## What needs to be done
From the listing below, copy each line that holds "Genes".

## Excerpted records
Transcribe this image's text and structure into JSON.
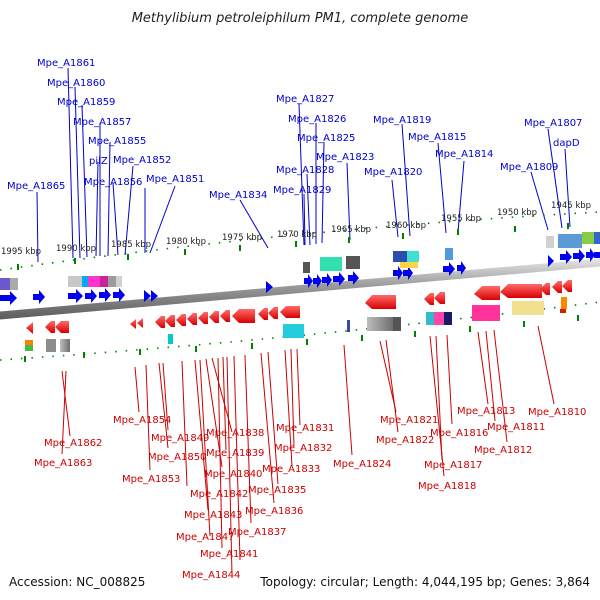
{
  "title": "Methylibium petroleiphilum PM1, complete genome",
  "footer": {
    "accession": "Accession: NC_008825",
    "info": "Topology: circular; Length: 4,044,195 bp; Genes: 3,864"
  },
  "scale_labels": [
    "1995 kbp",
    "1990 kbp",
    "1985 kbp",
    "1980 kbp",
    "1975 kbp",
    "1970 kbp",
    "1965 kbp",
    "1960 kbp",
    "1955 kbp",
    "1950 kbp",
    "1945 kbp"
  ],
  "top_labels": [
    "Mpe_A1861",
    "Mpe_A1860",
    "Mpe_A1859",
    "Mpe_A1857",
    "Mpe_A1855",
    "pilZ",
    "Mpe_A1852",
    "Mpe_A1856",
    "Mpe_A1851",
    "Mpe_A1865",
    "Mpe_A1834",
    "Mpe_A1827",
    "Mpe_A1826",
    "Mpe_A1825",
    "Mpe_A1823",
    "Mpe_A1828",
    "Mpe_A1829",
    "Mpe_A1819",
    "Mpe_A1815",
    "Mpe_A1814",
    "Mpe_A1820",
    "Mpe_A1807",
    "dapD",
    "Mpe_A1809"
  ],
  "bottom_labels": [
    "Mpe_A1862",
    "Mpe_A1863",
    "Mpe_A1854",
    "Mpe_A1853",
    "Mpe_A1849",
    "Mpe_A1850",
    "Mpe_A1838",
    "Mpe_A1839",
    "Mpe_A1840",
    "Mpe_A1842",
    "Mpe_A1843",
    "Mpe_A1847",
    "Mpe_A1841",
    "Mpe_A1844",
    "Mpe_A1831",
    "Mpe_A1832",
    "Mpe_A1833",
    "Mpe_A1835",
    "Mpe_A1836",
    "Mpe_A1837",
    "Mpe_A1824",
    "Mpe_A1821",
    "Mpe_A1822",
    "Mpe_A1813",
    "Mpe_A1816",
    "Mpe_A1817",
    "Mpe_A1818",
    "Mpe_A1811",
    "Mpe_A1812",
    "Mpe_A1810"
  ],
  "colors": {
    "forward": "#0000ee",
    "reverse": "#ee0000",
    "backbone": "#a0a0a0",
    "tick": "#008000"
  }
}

==

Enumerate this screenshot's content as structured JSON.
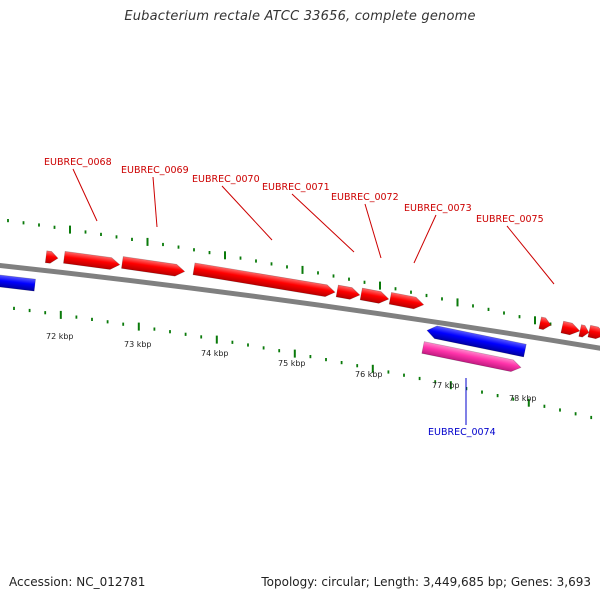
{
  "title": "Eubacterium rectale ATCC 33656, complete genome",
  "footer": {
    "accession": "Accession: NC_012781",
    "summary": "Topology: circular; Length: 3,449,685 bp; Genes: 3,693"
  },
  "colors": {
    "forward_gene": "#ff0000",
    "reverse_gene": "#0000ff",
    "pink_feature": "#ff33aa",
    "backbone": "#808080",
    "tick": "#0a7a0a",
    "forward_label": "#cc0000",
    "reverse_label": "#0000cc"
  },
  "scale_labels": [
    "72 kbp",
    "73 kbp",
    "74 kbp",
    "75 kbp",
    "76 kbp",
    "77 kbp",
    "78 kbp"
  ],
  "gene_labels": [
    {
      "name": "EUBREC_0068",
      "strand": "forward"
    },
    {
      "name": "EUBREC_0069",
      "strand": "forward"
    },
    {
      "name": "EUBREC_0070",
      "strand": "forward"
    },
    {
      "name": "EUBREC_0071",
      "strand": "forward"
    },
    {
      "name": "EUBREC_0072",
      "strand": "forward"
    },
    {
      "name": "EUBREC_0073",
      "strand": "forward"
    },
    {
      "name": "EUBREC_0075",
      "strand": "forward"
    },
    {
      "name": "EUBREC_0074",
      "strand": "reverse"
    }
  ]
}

## Answer box
    "info": "Topology: circular; Length: 4,044,195 bp; Genes: 3,864"
    "summary": "Topology: circular; Length: 3,449,685 bp; Genes: 3,693"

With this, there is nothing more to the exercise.